» **Brief**:
State only the count of lines in the listing below that hold "University".

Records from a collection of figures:
※ ※ ※

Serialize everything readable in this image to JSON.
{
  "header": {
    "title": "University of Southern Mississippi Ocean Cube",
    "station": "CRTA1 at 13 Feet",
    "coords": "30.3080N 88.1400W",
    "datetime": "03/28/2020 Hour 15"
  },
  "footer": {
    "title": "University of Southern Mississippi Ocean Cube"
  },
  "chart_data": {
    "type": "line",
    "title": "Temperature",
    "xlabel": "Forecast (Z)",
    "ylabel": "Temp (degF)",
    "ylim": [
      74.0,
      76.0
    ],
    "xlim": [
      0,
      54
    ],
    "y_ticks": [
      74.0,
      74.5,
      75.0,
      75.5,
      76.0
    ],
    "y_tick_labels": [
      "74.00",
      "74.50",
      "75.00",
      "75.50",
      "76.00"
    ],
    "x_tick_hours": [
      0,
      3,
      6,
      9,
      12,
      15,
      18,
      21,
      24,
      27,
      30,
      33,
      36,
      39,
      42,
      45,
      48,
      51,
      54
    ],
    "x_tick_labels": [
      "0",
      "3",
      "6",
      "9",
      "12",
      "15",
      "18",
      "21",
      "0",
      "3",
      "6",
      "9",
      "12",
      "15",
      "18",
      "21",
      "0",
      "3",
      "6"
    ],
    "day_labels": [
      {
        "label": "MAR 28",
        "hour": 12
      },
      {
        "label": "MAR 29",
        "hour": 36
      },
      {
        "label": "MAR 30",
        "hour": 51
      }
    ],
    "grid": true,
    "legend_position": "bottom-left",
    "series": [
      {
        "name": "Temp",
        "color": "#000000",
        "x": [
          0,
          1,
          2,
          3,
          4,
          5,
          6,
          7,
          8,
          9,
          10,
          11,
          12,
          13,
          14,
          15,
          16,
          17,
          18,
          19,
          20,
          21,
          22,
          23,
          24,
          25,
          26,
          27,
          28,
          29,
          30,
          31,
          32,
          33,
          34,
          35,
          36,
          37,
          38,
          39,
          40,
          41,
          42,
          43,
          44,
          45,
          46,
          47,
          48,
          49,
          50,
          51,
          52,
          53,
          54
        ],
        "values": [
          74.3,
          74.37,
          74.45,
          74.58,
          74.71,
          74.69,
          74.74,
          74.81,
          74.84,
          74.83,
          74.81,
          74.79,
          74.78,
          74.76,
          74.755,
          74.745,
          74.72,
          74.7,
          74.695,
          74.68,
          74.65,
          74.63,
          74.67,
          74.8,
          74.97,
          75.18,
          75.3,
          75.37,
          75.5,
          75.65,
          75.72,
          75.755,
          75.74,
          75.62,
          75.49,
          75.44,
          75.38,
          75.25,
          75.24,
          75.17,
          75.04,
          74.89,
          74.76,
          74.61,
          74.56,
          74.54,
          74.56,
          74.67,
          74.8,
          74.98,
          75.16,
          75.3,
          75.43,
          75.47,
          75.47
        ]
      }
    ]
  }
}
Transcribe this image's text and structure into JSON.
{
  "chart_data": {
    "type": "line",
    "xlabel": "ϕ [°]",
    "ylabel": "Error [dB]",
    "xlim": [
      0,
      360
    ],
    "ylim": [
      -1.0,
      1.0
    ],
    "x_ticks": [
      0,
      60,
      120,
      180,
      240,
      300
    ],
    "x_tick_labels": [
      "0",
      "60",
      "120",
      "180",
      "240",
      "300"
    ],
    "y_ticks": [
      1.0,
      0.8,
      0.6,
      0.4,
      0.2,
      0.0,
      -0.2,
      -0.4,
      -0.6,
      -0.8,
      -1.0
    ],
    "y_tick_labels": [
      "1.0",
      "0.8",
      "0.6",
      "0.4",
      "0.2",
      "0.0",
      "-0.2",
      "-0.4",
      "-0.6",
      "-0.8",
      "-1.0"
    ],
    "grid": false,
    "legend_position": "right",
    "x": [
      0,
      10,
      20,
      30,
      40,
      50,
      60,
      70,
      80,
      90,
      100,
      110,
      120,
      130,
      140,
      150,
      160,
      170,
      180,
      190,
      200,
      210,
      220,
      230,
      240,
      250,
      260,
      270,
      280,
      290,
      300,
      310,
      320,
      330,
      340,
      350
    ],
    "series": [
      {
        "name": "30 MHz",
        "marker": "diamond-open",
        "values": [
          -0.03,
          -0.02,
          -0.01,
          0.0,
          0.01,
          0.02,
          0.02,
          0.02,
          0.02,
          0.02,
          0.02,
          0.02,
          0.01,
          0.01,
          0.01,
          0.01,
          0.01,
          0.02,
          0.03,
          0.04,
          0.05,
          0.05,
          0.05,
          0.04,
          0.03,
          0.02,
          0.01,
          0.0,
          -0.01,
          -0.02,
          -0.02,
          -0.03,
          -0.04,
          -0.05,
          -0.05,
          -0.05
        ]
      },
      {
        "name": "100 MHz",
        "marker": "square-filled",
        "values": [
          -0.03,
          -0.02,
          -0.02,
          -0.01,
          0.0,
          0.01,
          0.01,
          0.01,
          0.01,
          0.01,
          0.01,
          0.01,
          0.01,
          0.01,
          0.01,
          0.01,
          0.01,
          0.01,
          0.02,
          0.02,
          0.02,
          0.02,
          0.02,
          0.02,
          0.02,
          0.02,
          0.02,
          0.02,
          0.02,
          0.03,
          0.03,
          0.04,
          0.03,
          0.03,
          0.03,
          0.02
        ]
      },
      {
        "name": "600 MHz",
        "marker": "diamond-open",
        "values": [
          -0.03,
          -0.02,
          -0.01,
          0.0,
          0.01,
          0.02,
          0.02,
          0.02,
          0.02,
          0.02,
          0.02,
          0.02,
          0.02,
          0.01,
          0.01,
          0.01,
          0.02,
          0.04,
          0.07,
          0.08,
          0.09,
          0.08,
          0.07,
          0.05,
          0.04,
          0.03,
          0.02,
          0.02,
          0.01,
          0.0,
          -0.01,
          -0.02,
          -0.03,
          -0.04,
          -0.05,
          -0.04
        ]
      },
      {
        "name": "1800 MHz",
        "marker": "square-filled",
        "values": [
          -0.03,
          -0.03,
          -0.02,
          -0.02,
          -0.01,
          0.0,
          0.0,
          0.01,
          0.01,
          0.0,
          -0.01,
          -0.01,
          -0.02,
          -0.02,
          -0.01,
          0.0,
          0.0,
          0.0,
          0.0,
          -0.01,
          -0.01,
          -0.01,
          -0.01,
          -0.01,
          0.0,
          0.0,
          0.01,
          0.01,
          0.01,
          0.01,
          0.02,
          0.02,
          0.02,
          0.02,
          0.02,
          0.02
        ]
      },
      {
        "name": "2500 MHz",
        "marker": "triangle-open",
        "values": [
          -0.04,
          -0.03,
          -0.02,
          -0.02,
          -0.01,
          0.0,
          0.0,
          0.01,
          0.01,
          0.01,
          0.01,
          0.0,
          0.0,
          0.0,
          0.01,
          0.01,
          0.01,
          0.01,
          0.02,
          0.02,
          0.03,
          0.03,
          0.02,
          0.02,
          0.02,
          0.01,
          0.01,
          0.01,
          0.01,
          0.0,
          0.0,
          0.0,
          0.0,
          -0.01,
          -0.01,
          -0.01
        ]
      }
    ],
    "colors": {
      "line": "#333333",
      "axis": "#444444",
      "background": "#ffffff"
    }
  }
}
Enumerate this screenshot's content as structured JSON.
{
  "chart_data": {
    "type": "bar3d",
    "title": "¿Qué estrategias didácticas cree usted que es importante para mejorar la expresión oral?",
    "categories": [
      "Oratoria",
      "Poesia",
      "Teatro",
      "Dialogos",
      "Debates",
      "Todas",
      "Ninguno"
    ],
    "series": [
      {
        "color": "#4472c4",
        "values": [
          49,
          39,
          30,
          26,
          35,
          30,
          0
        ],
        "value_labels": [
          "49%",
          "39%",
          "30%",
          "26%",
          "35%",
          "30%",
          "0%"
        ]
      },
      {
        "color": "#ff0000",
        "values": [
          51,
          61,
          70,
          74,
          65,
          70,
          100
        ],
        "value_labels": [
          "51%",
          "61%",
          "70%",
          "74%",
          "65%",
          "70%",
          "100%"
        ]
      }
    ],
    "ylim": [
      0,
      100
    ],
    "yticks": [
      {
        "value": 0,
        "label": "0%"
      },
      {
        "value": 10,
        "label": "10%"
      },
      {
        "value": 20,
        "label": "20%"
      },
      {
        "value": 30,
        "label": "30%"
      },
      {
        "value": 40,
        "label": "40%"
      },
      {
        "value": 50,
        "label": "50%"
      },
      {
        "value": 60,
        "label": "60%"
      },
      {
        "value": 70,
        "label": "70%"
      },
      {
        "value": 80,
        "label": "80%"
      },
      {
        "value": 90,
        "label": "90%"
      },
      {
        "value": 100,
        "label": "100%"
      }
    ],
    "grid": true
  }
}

※ ※ ※

» **Result of the task**:
2